*CONSIGNE 1*:
Indiquez si chacune des affirmations suivantes concorde avec l’article sur les prix conseillés d’Apple, en répondant par oui ou non et en citant textuellement les mots décisifs de l’article.
(a) Autrefois, la Fnac était la seule exception parmi les partenaires d’Apple.
(b) La carte adhérent de la Fnac donnait droit à 10 % de réduction.
(c) Un grand site de vente en ligne a récemment proposé près de 200 € de remise sur un MacBook Air de dernière génération.
*CONSIGNE 2*: Reprenez l’article sur les prix conseillés d’Apple à la suite de sa dernière ligne.

### TEXTE FOURNI ###

Mac : les prix conseillés d'Apple ont-ils un sens ?

Christophe Laporte |

En fin d’année dernière, nous constations que les prix publics fixés par Apple n’avaient guère de sens (lire : L’Apple Store systématiquement plus cher que ses concurrents) . Que ce soit en période de solde ou non, il y a quasiment toujours des offres promotionnelles sur du matériel Apple. Pas plus tard qu’il y a quelques jours, un grand nom de la vente en ligne proposait quasiment 200 € de remise sur un MacBook Air de dernière génération.

Les Mac et produits Apple sont quasiment soldés en permanence chez les sites de vente en ligne ainsi que chez les grands noms de la distribution. Une situation en complète opposition avec celle que l’on a connue de longue date. Longtemps, les prix publics d’Apple faisaient foi. Il était très rare de voir un partenaire Apple pratiquer des prix en dessous de ceux du marché. La seule exception à l’époque était la Fnac, qui a toujours eu des accords particuliers avec la firme de Cupertino. Mais la fameuse carte adhérent permettait « seulement » d’avoir 5 % de réduction.

Produits Apple ou produits d’appel ?

### DONNÉES ENREGISTRÉES ###

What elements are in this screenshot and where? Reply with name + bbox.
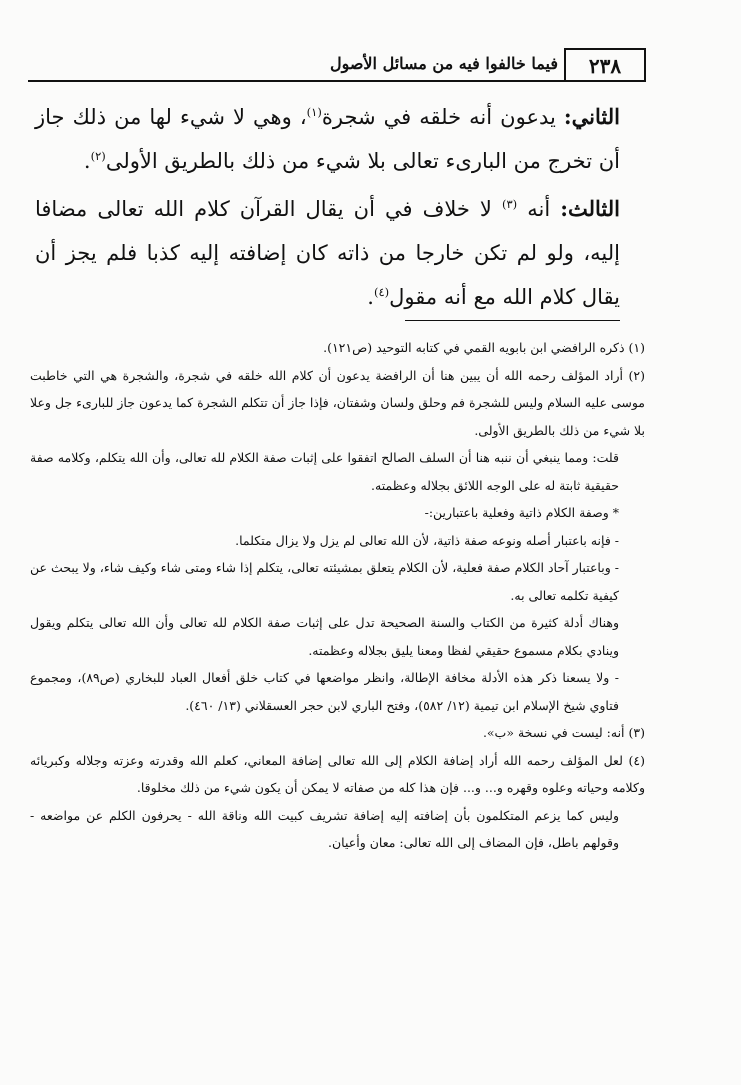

###

*RÉPONSE ATTENDUE 1*:
(a) Oui : « La seule exception à l’époque était la Fnac ».
(b) Non : « la fameuse carte adhérent permettait « seulement » d’avoir 5 % de réduction ».
(c) Oui : « un grand nom de la vente en ligne proposait quasiment 200 € de remise sur un MacBook Air de dernière génération ».

*RÉPONSE ATTENDUE 2*:
Alors, pourquoi les produits Apple font-ils soudainement l’objet d’une telle concurrence ? Il y a plusieurs choses à prendre en compte, mais le premier point qu’il convient d’analyser, c’est la situation de la vente au détail.

Les magasins doivent de plus en plus faire avec la concurrence des boutiques en ligne. Cela n’a rien d’anecdotique, on l’a vu avec la mairesse de Paris qui a ouvertement pris position contre la livraison en une heure d’Amazon dans le but « officiellement » de protéger les petits commerces (lire : La livraison en une heure d’Amazon effraie la capitale). Officieusement, il se murmure qu’il n’y a pas que les petits commerces qui sont allés se plaindre de l’arrivée de ce nouveau service.

Les gros acteurs comme la Fnac, Darty ou encore Boulanger, ont une double problématique : renforcer leur présence sur le web face au géant Amazon et continuer à faire venir du monde en magasins.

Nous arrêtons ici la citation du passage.